_WHAT IS ASKED_:
Leave out the pictures and transcribe the rest of the records exactly.

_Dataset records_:
——

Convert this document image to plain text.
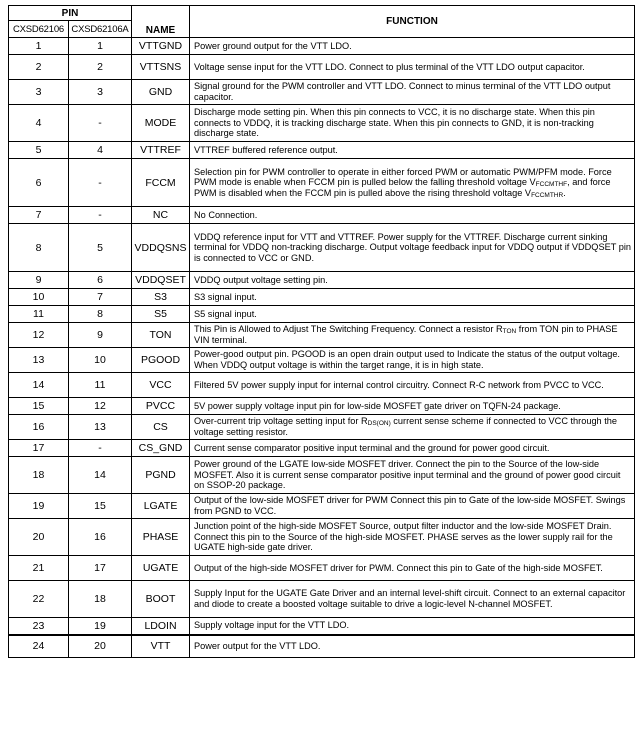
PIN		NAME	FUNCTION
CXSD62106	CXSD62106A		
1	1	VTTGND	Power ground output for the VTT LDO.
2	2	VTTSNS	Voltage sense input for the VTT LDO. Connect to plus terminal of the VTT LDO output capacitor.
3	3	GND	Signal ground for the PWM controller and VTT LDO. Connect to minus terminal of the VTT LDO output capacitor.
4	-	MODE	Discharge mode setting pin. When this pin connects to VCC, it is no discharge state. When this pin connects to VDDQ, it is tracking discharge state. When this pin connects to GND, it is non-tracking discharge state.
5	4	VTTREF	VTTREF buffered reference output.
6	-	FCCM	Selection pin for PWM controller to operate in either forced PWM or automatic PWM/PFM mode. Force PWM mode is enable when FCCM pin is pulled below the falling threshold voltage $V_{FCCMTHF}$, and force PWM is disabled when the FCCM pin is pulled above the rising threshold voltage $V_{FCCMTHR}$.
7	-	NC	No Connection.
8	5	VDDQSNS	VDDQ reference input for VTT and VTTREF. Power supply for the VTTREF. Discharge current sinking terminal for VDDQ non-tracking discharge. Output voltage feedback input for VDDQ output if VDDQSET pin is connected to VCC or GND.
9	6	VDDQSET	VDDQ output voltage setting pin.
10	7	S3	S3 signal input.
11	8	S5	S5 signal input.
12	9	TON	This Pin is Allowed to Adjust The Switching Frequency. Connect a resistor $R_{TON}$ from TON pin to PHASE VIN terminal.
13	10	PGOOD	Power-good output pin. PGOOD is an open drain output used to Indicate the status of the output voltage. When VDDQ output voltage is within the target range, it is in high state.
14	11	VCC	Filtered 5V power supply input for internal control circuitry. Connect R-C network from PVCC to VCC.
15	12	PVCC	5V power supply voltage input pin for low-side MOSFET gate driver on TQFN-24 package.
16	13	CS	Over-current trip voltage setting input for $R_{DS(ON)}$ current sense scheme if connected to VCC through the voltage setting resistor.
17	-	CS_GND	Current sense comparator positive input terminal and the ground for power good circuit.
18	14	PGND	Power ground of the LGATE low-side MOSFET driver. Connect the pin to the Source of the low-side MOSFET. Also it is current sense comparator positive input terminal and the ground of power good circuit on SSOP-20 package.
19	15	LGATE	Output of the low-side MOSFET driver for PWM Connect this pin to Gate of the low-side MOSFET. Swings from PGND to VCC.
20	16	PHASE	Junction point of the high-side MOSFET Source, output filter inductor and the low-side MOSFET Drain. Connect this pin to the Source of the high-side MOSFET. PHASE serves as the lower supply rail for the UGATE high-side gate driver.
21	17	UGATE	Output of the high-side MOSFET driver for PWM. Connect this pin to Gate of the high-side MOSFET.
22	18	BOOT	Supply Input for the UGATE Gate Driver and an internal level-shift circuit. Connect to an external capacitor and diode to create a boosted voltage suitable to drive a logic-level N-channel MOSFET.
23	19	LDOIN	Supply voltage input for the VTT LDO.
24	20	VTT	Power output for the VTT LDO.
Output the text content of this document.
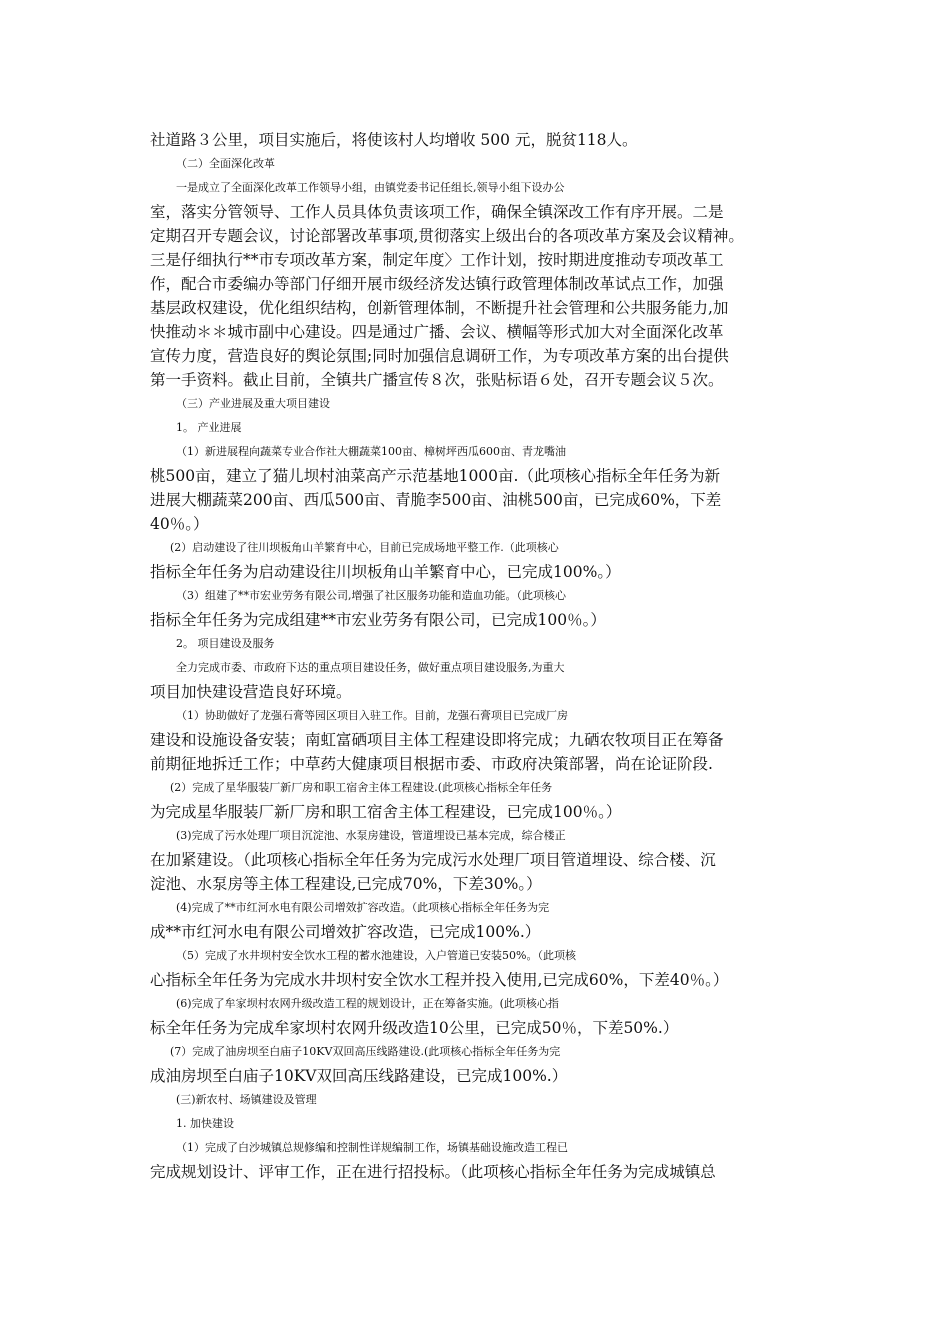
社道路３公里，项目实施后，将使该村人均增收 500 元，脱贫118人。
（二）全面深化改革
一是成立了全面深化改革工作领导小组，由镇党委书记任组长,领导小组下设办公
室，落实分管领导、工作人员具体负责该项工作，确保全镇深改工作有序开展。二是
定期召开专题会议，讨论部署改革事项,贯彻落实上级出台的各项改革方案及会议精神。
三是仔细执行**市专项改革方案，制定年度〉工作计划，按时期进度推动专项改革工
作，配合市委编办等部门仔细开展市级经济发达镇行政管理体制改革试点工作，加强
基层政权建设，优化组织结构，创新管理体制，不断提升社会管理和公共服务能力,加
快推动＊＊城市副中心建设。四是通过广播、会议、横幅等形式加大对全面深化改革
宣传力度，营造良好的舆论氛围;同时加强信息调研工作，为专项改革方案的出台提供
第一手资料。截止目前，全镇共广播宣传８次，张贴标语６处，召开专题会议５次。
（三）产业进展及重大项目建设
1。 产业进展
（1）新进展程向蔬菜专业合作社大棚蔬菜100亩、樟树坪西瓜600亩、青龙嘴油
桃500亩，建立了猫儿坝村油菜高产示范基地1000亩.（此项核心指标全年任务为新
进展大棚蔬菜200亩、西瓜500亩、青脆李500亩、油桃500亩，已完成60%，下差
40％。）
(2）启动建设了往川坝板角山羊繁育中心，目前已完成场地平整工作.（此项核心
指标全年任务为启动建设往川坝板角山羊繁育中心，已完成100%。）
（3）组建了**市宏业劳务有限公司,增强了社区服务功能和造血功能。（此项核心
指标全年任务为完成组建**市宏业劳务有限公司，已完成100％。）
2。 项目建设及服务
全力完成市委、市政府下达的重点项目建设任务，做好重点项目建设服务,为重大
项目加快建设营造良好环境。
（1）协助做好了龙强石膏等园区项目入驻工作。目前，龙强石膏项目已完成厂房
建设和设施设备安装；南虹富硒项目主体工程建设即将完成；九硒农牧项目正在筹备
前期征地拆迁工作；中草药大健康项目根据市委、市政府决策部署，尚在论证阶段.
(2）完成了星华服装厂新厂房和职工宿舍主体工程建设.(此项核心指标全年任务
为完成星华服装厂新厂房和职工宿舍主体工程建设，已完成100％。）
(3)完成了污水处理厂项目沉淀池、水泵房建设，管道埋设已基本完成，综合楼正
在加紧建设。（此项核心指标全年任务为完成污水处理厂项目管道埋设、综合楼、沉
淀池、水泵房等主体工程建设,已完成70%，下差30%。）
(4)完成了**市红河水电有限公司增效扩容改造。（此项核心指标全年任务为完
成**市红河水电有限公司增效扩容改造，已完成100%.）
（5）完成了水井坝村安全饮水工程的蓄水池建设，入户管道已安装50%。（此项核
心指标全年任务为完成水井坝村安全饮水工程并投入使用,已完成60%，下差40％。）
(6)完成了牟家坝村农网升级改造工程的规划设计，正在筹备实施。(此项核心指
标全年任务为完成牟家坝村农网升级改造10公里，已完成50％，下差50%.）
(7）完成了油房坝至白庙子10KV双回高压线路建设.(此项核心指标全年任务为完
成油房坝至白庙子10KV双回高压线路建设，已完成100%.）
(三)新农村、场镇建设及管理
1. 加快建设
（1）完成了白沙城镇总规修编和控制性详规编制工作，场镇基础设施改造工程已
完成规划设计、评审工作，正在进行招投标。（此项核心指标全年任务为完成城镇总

——

_THE REPLY_:
Convert this document image to plain text.
PIN		NAME	FUNCTION
CXSD62106	CXSD62106A		
1	1	VTTGND	Power ground output for the VTT LDO.
2	2	VTTSNS	Voltage sense input for the VTT LDO. Connect to plus terminal of the VTT LDO output capacitor.
3	3	GND	Signal ground for the PWM controller and VTT LDO. Connect to minus terminal of the VTT LDO output capacitor.
4	-	MODE	Discharge mode setting pin. When this pin connects to VCC, it is no discharge state. When this pin connects to VDDQ, it is tracking discharge state. When this pin connects to GND, it is non-tracking discharge state.
5	4	VTTREF	VTTREF buffered reference output.
6	-	FCCM	Selection pin for PWM controller to operate in either forced PWM or automatic PWM/PFM mode. Force PWM mode is enable when FCCM pin is pulled below the falling threshold voltage $V_{FCCMTHF}$, and force PWM is disabled when the FCCM pin is pulled above the rising threshold voltage $V_{FCCMTHR}$.
7	-	NC	No Connection.
8	5	VDDQSNS	VDDQ reference input for VTT and VTTREF. Power supply for the VTTREF. Discharge current sinking terminal for VDDQ non-tracking discharge. Output voltage feedback input for VDDQ output if VDDQSET pin is connected to VCC or GND.
9	6	VDDQSET	VDDQ output voltage setting pin.
10	7	S3	S3 signal input.
11	8	S5	S5 signal input.
12	9	TON	This Pin is Allowed to Adjust The Switching Frequency. Connect a resistor $R_{TON}$ from TON pin to PHASE VIN terminal.
13	10	PGOOD	Power-good output pin. PGOOD is an open drain output used to Indicate the status of the output voltage. When VDDQ output voltage is within the target range, it is in high state.
14	11	VCC	Filtered 5V power supply input for internal control circuitry. Connect R-C network from PVCC to VCC.
15	12	PVCC	5V power supply voltage input pin for low-side MOSFET gate driver on TQFN-24 package.
16	13	CS	Over-current trip voltage setting input for $R_{DS(ON)}$ current sense scheme if connected to VCC through the voltage setting resistor.
17	-	CS_GND	Current sense comparator positive input terminal and the ground for power good circuit.
18	14	PGND	Power ground of the LGATE low-side MOSFET driver. Connect the pin to the Source of the low-side MOSFET. Also it is current sense comparator positive input terminal and the ground of power good circuit on SSOP-20 package.
19	15	LGATE	Output of the low-side MOSFET driver for PWM Connect this pin to Gate of the low-side MOSFET. Swings from PGND to VCC.
20	16	PHASE	Junction point of the high-side MOSFET Source, output filter inductor and the low-side MOSFET Drain. Connect this pin to the Source of the high-side MOSFET. PHASE serves as the lower supply rail for the UGATE high-side gate driver.
21	17	UGATE	Output of the high-side MOSFET driver for PWM. Connect this pin to Gate of the high-side MOSFET.
22	18	BOOT	Supply Input for the UGATE Gate Driver and an internal level-shift circuit. Connect to an external capacitor and diode to create a boosted voltage suitable to drive a logic-level N-channel MOSFET.
23	19	LDOIN	Supply voltage input for the VTT LDO.
24	20	VTT	Power output for the VTT LDO.
Output the text content of this document.
社道路３公里，项目实施后，将使该村人均增收 500 元，脱贫118人。
（二）全面深化改革
一是成立了全面深化改革工作领导小组，由镇党委书记任组长,领导小组下设办公
室，落实分管领导、工作人员具体负责该项工作，确保全镇深改工作有序开展。二是
定期召开专题会议，讨论部署改革事项,贯彻落实上级出台的各项改革方案及会议精神。
三是仔细执行**市专项改革方案，制定年度〉工作计划，按时期进度推动专项改革工
作，配合市委编办等部门仔细开展市级经济发达镇行政管理体制改革试点工作，加强
基层政权建设，优化组织结构，创新管理体制，不断提升社会管理和公共服务能力,加
快推动＊＊城市副中心建设。四是通过广播、会议、横幅等形式加大对全面深化改革
宣传力度，营造良好的舆论氛围;同时加强信息调研工作，为专项改革方案的出台提供
第一手资料。截止目前，全镇共广播宣传８次，张贴标语６处，召开专题会议５次。
（三）产业进展及重大项目建设
1。 产业进展
（1）新进展程向蔬菜专业合作社大棚蔬菜100亩、樟树坪西瓜600亩、青龙嘴油
桃500亩，建立了猫儿坝村油菜高产示范基地1000亩.（此项核心指标全年任务为新
进展大棚蔬菜200亩、西瓜500亩、青脆李500亩、油桃500亩，已完成60%，下差
40％。）
(2）启动建设了往川坝板角山羊繁育中心，目前已完成场地平整工作.（此项核心
指标全年任务为启动建设往川坝板角山羊繁育中心，已完成100%。）
（3）组建了**市宏业劳务有限公司,增强了社区服务功能和造血功能。（此项核心
指标全年任务为完成组建**市宏业劳务有限公司，已完成100％。）
2。 项目建设及服务
全力完成市委、市政府下达的重点项目建设任务，做好重点项目建设服务,为重大
项目加快建设营造良好环境。
（1）协助做好了龙强石膏等园区项目入驻工作。目前，龙强石膏项目已完成厂房
建设和设施设备安装；南虹富硒项目主体工程建设即将完成；九硒农牧项目正在筹备
前期征地拆迁工作；中草药大健康项目根据市委、市政府决策部署，尚在论证阶段.
(2）完成了星华服装厂新厂房和职工宿舍主体工程建设.(此项核心指标全年任务
为完成星华服装厂新厂房和职工宿舍主体工程建设，已完成100％。）
(3)完成了污水处理厂项目沉淀池、水泵房建设，管道埋设已基本完成，综合楼正
在加紧建设。（此项核心指标全年任务为完成污水处理厂项目管道埋设、综合楼、沉
淀池、水泵房等主体工程建设,已完成70%，下差30%。）
(4)完成了**市红河水电有限公司增效扩容改造。（此项核心指标全年任务为完
成**市红河水电有限公司增效扩容改造，已完成100%.）
（5）完成了水井坝村安全饮水工程的蓄水池建设，入户管道已安装50%。（此项核
心指标全年任务为完成水井坝村安全饮水工程并投入使用,已完成60%，下差40％。）
(6)完成了牟家坝村农网升级改造工程的规划设计，正在筹备实施。(此项核心指
标全年任务为完成牟家坝村农网升级改造10公里，已完成50％，下差50%.）
(7）完成了油房坝至白庙子10KV双回高压线路建设.(此项核心指标全年任务为完
成油房坝至白庙子10KV双回高压线路建设，已完成100%.）
(三)新农村、场镇建设及管理
1. 加快建设
（1）完成了白沙城镇总规修编和控制性详规编制工作，场镇基础设施改造工程已
完成规划设计、评审工作，正在进行招投标。（此项核心指标全年任务为完成城镇总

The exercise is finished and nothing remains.